What to work on
Check each line of the entries below for the word "Assay", then report how many have it, with no other words.
:: Given records
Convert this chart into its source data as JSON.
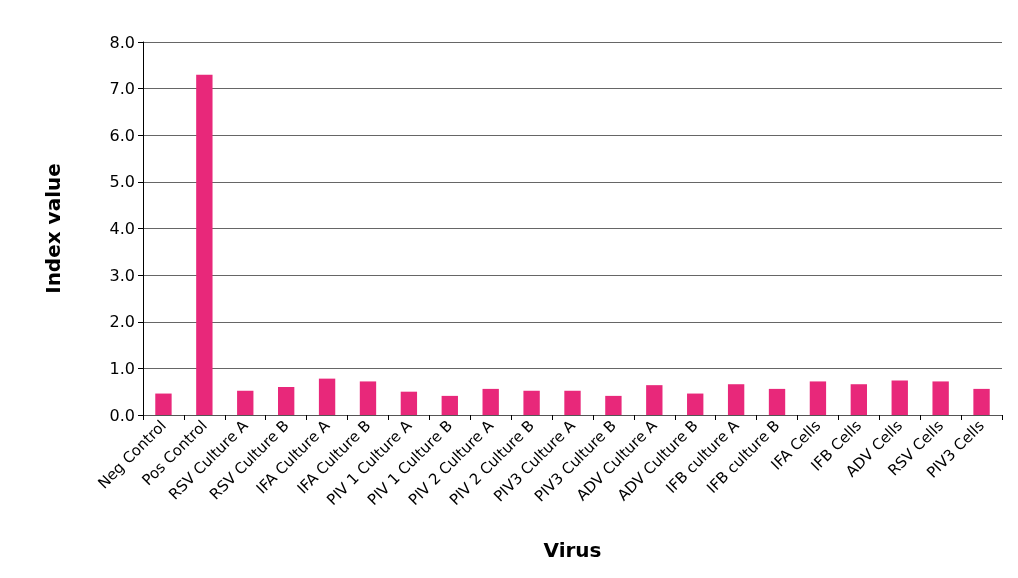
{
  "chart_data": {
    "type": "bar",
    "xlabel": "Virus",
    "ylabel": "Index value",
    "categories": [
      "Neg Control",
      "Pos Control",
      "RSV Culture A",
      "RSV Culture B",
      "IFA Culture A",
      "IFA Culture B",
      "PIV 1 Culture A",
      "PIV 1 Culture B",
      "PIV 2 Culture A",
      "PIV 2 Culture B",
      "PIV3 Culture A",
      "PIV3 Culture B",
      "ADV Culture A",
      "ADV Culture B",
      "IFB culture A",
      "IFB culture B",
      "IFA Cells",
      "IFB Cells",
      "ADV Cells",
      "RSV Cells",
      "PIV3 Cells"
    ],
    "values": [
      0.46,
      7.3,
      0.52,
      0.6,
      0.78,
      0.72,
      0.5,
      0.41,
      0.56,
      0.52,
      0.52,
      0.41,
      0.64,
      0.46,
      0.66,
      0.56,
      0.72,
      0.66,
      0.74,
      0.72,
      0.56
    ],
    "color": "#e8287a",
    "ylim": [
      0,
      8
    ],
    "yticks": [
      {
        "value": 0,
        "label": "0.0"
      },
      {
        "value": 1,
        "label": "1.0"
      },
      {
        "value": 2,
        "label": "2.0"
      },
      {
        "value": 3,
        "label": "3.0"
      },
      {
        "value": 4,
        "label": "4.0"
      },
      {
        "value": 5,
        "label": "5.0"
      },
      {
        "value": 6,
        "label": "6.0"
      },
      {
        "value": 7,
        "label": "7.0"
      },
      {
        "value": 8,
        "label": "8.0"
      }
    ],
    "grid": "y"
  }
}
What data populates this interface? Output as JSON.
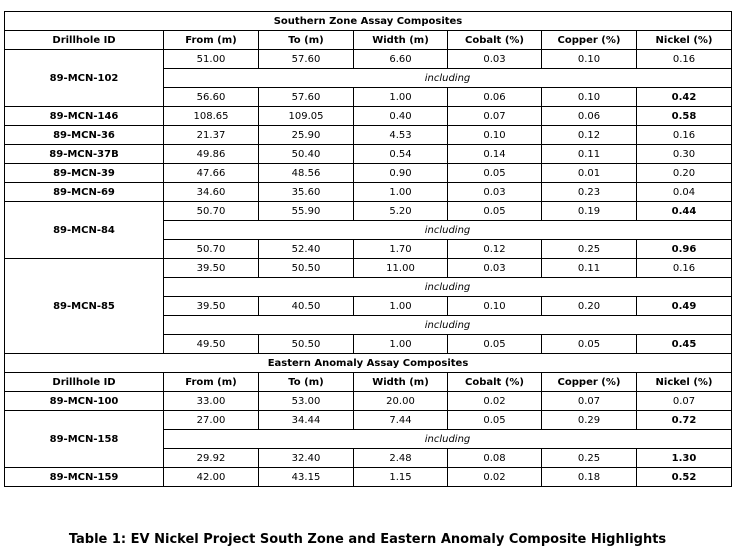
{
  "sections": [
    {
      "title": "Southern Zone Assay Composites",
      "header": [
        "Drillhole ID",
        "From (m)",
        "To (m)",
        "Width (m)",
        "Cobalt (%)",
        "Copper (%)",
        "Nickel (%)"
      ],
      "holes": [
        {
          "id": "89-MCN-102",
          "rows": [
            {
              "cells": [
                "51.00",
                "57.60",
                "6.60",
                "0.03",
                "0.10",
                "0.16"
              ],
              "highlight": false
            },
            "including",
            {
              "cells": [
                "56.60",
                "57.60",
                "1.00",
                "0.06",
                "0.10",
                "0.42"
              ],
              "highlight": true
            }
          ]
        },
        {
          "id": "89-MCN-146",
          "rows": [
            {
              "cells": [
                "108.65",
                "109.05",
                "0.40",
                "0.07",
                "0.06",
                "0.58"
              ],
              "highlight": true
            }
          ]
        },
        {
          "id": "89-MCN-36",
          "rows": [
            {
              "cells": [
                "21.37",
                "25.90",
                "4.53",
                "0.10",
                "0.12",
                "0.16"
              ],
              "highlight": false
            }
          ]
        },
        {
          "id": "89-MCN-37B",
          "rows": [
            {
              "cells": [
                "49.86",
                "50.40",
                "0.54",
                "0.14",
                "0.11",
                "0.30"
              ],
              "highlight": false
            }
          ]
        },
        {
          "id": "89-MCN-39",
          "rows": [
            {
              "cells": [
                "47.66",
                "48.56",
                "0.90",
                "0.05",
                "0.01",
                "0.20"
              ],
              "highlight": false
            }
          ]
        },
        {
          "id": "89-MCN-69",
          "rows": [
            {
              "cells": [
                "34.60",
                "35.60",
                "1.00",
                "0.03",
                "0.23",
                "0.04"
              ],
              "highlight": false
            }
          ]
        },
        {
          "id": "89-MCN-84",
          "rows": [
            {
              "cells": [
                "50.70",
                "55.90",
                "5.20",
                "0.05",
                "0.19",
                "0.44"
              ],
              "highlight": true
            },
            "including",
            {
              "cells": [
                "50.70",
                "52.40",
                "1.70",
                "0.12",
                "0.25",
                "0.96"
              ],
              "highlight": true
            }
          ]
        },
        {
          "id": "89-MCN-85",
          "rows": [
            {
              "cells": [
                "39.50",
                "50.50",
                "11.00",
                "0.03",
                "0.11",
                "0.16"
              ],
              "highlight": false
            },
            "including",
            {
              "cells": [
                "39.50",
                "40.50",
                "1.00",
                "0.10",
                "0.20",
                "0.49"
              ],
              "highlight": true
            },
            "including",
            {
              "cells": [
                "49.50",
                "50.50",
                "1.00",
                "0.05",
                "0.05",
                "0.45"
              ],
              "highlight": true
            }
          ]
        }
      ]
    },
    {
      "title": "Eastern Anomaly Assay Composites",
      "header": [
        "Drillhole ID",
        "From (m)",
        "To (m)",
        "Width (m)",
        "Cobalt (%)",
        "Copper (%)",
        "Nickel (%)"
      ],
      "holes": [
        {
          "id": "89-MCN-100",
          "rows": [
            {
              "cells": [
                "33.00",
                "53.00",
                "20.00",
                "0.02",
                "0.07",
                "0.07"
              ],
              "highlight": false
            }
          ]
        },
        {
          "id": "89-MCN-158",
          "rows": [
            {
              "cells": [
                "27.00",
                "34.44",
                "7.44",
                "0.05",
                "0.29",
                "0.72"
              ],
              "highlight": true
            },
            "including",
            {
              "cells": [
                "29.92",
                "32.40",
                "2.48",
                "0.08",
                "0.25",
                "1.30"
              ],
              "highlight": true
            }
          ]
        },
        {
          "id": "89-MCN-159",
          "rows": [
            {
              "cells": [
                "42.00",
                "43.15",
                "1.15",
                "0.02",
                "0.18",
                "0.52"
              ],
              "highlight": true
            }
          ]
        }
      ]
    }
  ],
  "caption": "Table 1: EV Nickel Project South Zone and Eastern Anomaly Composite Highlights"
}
::::
Exercise response
2